Report every line below that holds the word "from".

EXERCISE MATERIAL

================================

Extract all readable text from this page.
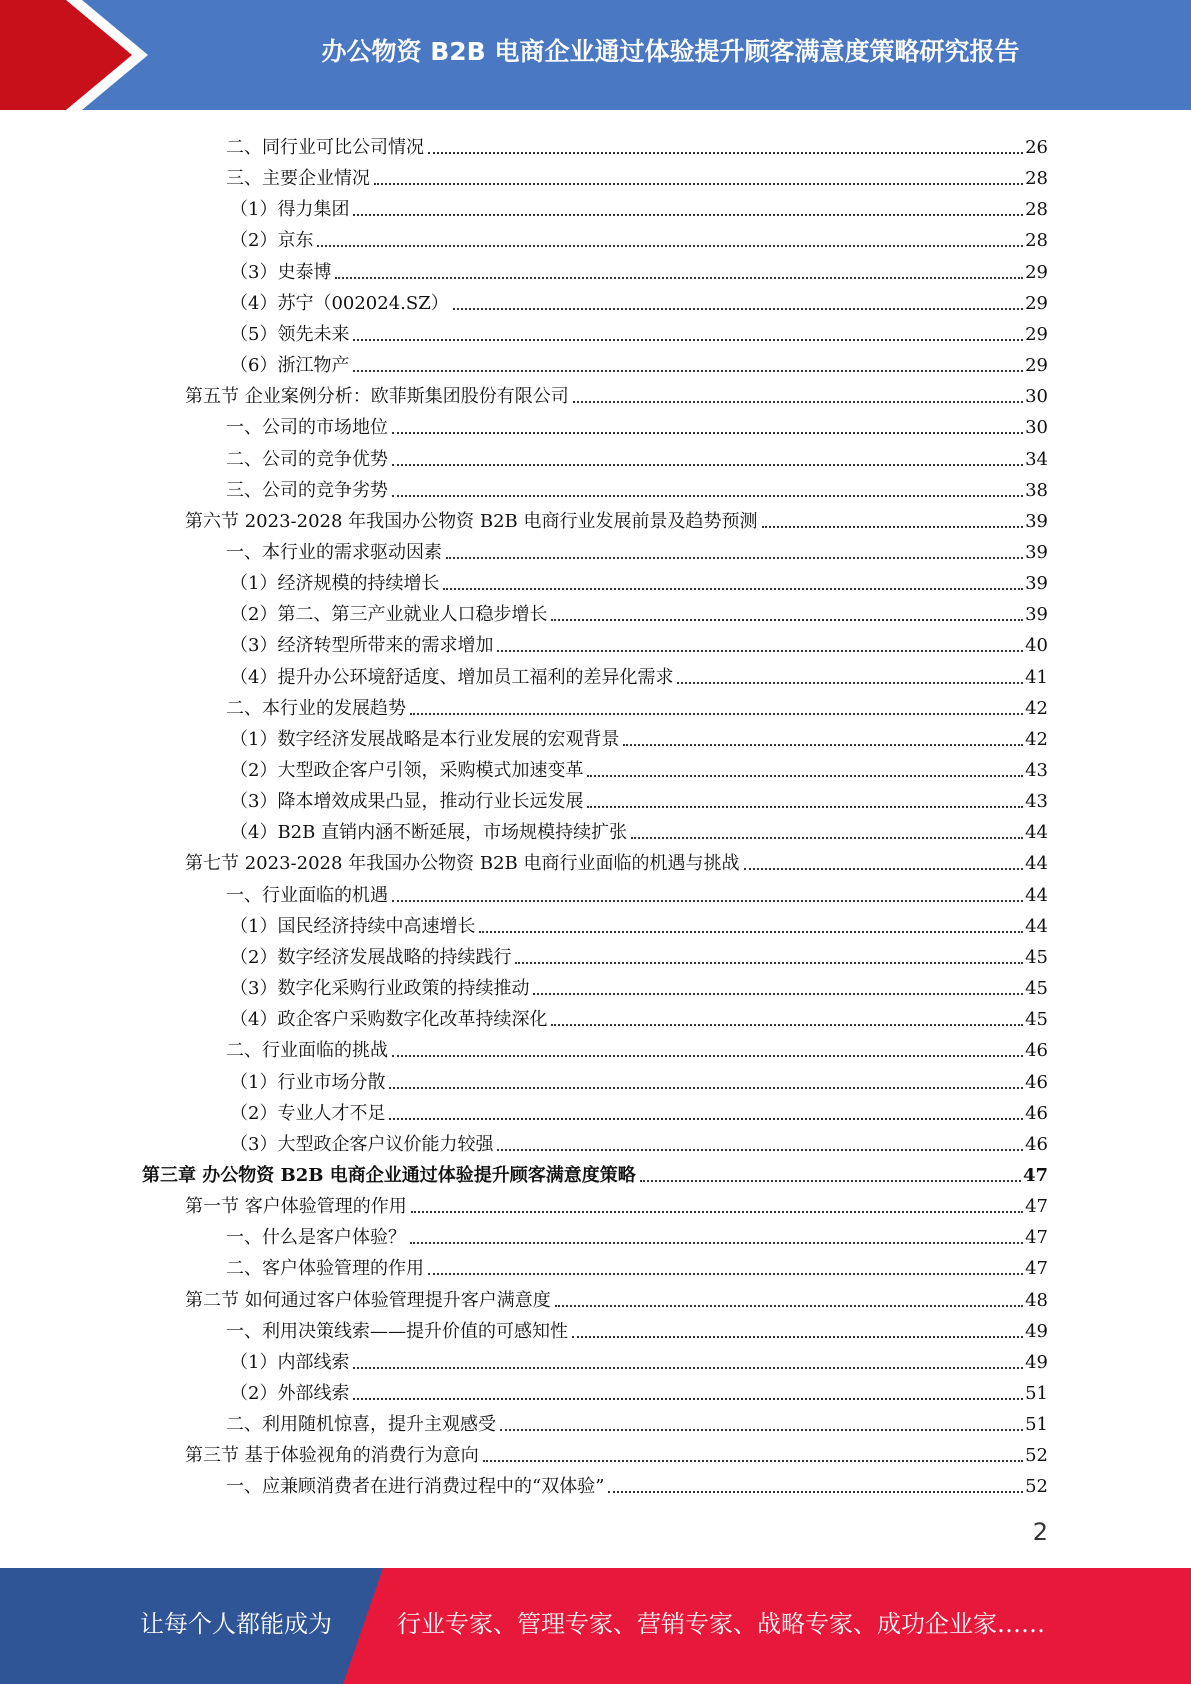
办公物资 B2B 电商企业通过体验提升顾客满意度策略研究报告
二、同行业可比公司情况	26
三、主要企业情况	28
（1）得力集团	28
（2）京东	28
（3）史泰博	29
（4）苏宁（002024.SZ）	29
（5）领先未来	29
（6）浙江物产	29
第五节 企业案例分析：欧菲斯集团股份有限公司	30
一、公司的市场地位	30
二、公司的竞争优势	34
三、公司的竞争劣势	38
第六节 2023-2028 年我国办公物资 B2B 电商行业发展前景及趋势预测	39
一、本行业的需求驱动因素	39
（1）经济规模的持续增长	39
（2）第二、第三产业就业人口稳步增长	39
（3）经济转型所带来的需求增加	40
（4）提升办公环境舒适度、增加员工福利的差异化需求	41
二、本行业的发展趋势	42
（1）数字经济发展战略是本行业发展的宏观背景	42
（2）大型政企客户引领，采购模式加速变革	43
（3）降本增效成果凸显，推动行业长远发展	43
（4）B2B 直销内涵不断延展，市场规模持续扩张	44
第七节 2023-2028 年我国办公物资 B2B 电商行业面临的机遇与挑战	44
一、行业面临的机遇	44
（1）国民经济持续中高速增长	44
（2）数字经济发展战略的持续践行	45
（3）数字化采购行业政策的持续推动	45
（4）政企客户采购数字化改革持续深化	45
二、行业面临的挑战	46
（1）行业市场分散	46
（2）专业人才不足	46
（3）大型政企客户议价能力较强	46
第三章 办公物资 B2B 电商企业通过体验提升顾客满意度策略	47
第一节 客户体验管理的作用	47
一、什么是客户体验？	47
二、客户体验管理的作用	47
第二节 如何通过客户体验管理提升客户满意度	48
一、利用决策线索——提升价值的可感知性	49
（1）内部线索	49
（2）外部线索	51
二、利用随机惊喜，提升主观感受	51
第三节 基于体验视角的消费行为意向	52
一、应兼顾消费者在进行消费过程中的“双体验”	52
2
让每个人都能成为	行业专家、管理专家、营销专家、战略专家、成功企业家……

================================

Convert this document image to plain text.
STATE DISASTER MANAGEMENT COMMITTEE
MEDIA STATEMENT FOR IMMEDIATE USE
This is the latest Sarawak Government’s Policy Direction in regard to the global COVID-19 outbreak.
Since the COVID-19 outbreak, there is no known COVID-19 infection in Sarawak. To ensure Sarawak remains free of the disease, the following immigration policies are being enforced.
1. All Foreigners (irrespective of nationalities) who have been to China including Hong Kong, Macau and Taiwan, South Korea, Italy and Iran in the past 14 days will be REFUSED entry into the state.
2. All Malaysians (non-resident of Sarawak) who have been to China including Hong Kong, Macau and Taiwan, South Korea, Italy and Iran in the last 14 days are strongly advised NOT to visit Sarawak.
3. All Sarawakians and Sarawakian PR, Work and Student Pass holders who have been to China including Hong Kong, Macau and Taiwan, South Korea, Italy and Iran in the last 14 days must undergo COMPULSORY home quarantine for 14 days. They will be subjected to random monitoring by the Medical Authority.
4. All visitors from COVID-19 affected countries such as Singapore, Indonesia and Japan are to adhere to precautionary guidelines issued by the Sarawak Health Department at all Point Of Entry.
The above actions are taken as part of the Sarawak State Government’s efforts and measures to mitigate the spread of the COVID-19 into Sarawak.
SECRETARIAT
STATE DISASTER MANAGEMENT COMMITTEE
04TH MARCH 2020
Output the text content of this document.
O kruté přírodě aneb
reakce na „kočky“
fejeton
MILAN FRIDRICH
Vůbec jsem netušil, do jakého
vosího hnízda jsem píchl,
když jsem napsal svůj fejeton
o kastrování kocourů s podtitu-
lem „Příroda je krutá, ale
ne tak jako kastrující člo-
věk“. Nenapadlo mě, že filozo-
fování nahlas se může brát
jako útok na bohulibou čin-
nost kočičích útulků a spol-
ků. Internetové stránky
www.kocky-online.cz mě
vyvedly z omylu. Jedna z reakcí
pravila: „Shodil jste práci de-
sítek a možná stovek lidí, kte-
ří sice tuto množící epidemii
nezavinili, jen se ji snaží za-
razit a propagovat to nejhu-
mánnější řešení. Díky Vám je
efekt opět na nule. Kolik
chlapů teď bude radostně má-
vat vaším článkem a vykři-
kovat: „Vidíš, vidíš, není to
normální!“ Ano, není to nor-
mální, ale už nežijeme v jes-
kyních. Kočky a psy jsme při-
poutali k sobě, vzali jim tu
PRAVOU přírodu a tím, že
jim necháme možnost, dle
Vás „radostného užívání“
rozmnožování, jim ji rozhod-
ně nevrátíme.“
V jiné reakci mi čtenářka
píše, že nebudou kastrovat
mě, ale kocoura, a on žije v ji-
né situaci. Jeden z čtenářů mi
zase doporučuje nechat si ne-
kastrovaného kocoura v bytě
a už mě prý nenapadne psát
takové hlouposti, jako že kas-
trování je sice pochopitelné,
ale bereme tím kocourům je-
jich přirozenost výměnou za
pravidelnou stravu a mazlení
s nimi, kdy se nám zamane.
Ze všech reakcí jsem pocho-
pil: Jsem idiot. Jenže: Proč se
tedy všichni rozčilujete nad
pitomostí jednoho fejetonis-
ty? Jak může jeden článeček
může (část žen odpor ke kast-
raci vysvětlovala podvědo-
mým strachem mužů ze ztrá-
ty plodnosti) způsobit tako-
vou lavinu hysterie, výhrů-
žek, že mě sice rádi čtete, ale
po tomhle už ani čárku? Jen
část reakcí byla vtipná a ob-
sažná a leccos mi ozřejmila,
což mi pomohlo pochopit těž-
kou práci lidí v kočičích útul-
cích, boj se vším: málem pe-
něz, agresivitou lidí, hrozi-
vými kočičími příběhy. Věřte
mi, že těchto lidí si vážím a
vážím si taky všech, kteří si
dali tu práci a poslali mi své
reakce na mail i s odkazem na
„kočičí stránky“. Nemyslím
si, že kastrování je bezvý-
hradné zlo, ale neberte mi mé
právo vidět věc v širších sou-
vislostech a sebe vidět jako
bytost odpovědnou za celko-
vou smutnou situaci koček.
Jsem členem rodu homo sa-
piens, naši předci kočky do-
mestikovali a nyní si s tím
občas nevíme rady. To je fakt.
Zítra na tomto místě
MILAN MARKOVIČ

================================

RESPONSE
Extract all readable text from this page.
4. All visitors from COVID-19 affected countries such as Singapore, Indonesia and Japan are to adhere to precautionary guidelines issued by the Sarawak Health Department at all Point Of Entry.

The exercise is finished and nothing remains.